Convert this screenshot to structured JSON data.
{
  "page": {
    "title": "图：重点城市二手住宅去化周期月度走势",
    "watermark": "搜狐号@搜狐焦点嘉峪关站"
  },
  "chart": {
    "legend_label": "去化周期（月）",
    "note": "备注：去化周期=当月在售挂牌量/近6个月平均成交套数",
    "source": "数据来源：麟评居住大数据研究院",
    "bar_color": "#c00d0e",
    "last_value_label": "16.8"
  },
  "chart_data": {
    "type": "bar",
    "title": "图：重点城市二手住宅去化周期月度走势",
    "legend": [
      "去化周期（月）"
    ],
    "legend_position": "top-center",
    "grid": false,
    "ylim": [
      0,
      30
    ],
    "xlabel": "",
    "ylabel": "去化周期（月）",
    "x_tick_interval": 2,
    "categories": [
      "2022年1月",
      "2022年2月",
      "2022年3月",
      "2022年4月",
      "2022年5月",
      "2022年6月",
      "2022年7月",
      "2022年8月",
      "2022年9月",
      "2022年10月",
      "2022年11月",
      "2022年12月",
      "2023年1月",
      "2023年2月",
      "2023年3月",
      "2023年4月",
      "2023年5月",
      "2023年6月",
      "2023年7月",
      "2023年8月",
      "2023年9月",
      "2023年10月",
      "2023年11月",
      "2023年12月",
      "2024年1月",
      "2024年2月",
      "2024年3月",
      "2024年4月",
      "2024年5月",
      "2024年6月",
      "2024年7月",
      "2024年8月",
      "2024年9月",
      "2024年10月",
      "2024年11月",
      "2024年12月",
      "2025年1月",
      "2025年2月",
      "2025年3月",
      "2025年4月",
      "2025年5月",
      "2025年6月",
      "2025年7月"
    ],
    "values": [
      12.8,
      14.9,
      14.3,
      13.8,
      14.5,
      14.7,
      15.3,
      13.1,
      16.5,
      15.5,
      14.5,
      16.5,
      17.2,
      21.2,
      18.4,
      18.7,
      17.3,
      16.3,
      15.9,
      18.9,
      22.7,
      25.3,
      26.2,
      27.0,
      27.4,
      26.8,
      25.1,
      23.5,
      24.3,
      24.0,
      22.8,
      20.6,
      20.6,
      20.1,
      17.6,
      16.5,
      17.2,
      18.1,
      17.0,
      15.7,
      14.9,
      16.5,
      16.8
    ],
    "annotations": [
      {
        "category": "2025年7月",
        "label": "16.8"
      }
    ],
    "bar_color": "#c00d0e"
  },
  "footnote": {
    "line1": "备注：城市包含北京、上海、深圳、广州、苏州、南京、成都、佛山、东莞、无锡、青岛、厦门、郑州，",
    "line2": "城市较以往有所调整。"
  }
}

☆ ☆ ☆ ☆ ☆

**Goal of the exercise**
Write out every line exactly as it stands.

**Solved exercise**
Convert this screenshot to structured JSON data.
{
  "page": {
    "title": "图：重点城市二手住宅去化周期月度走势",
    "watermark": "搜狐号@搜狐焦点嘉峪关站"
  },
  "chart": {
    "legend_label": "去化周期（月）",
    "note": "备注：去化周期=当月在售挂牌量/近6个月平均成交套数",
    "source": "数据来源：麟评居住大数据研究院",
    "bar_color": "#c00d0e",
    "last_value_label": "16.8"
  },
  "chart_data": {
    "type": "bar",
    "title": "图：重点城市二手住宅去化周期月度走势",
    "legend": [
      "去化周期（月）"
    ],
    "legend_position": "top-center",
    "grid": false,
    "ylim": [
      0,
      30
    ],
    "xlabel": "",
    "ylabel": "去化周期（月）",
    "x_tick_interval": 2,
    "categories": [
      "2022年1月",
      "2022年2月",
      "2022年3月",
      "2022年4月",
      "2022年5月",
      "2022年6月",
      "2022年7月",
      "2022年8月",
      "2022年9月",
      "2022年10月",
      "2022年11月",
      "2022年12月",
      "2023年1月",
      "2023年2月",
      "2023年3月",
      "2023年4月",
      "2023年5月",
      "2023年6月",
      "2023年7月",
      "2023年8月",
      "2023年9月",
      "2023年10月",
      "2023年11月",
      "2023年12月",
      "2024年1月",
      "2024年2月",
      "2024年3月",
      "2024年4月",
      "2024年5月",
      "2024年6月",
      "2024年7月",
      "2024年8月",
      "2024年9月",
      "2024年10月",
      "2024年11月",
      "2024年12月",
      "2025年1月",
      "2025年2月",
      "2025年3月",
      "2025年4月",
      "2025年5月",
      "2025年6月",
      "2025年7月"
    ],
    "values": [
      12.8,
      14.9,
      14.3,
      13.8,
      14.5,
      14.7,
      15.3,
      13.1,
      16.5,
      15.5,
      14.5,
      16.5,
      17.2,
      21.2,
      18.4,
      18.7,
      17.3,
      16.3,
      15.9,
      18.9,
      22.7,
      25.3,
      26.2,
      27.0,
      27.4,
      26.8,
      25.1,
      23.5,
      24.3,
      24.0,
      22.8,
      20.6,
      20.6,
      20.1,
      17.6,
      16.5,
      17.2,
      18.1,
      17.0,
      15.7,
      14.9,
      16.5,
      16.8
    ],
    "annotations": [
      {
        "category": "2025年7月",
        "label": "16.8"
      }
    ],
    "bar_color": "#c00d0e"
  },
  "footnote": {
    "line1": "备注：城市包含北京、上海、深圳、广州、苏州、南京、成都、佛山、东莞、无锡、青岛、厦门、郑州，",
    "line2": "城市较以往有所调整。"
  }
}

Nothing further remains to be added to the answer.